## [EXERCISE OBJECTIVE]
Search the records for the word "text" and pick out every line that has it.

## [RECORDS SUPPLIED]
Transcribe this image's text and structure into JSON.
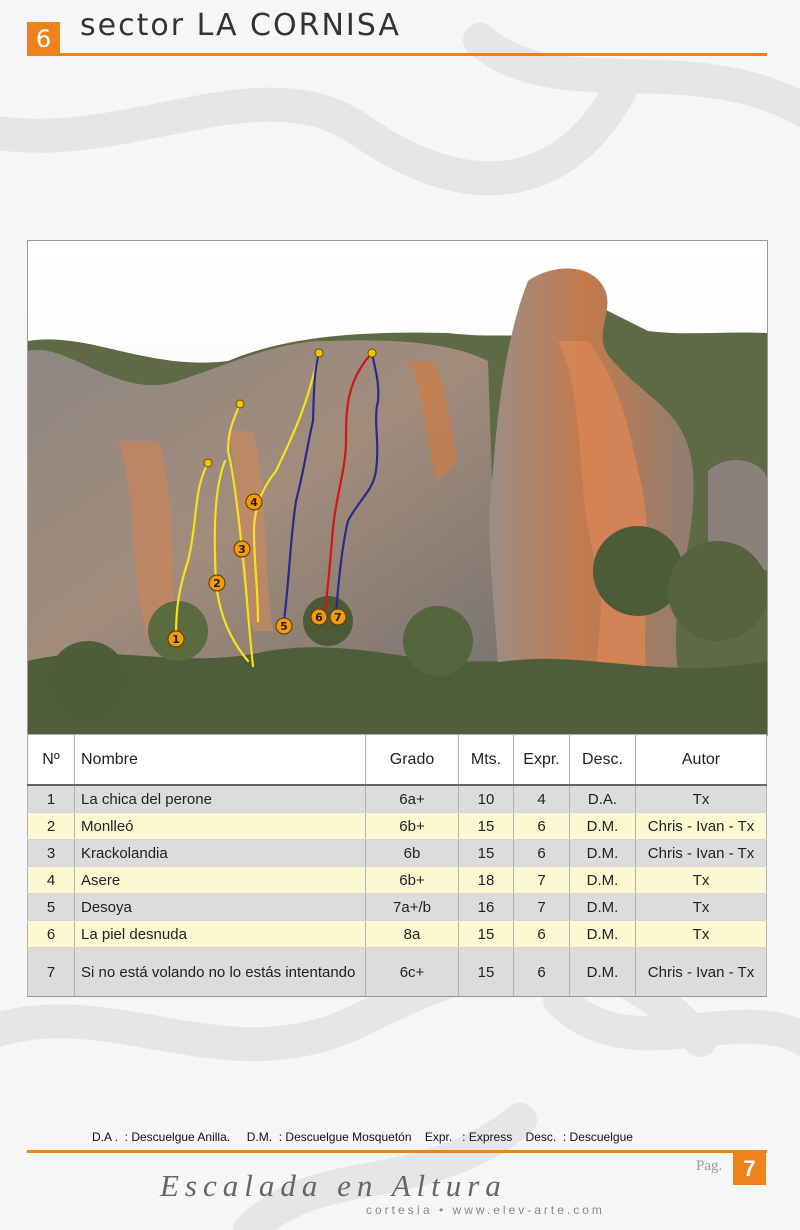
{
  "header": {
    "sector_number": "6",
    "sector_prefix": "sector",
    "sector_name": "LA CORNISA"
  },
  "photo": {
    "route_markers": [
      "1",
      "2",
      "3",
      "4",
      "5",
      "6",
      "7"
    ],
    "route_colors": {
      "1": "#f5e21a",
      "2": "#f5e21a",
      "3": "#f5e21a",
      "4": "#f5e21a",
      "5": "#2a2a8c",
      "6": "#d01616",
      "7": "#2a2a8c"
    },
    "marker_fill": "#f59a0c"
  },
  "table": {
    "headers": [
      "Nº",
      "Nombre",
      "Grado",
      "Mts.",
      "Expr.",
      "Desc.",
      "Autor"
    ],
    "rows": [
      {
        "num": "1",
        "name": "La chica del perone",
        "grade": "6a+",
        "mts": "10",
        "expr": "4",
        "desc": "D.A.",
        "author": "Tx"
      },
      {
        "num": "2",
        "name": "Monlleó",
        "grade": "6b+",
        "mts": "15",
        "expr": "6",
        "desc": "D.M.",
        "author": "Chris - Ivan - Tx"
      },
      {
        "num": "3",
        "name": "Krackolandia",
        "grade": "6b",
        "mts": "15",
        "expr": "6",
        "desc": "D.M.",
        "author": "Chris - Ivan - Tx"
      },
      {
        "num": "4",
        "name": "Asere",
        "grade": "6b+",
        "mts": "18",
        "expr": "7",
        "desc": "D.M.",
        "author": "Tx"
      },
      {
        "num": "5",
        "name": "Desoya",
        "grade": "7a+/b",
        "mts": "16",
        "expr": "7",
        "desc": "D.M.",
        "author": "Tx"
      },
      {
        "num": "6",
        "name": "La piel desnuda",
        "grade": "8a",
        "mts": "15",
        "expr": "6",
        "desc": "D.M.",
        "author": "Tx"
      },
      {
        "num": "7",
        "name": "Si no está volando no lo estás intentando",
        "grade": "6c+",
        "mts": "15",
        "expr": "6",
        "desc": "D.M.",
        "author": "Chris - Ivan - Tx"
      }
    ]
  },
  "legend": {
    "text": "D.A .  : Descuelgue Anilla.     D.M.  : Descuelgue Mosquetón    Expr.   : Express    Desc.  : Descuelgue"
  },
  "footer": {
    "page_label": "Pag.",
    "page_number": "7",
    "brand": "Escalada en Altura",
    "brand_sub": "cortesía • www.elev-arte.com"
  },
  "colors": {
    "accent": "#f0821e",
    "row_odd": "#dcdcdc",
    "row_even": "#fdf7d2"
  }
}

## [REPLY]
Transcribe this image's text and structure into JSON.
    "text": "D.A .  : Descuelgue Anilla.     D.M.  : Descuelgue Mosquetón    Expr.   : Express    Desc.  : Descuelgue"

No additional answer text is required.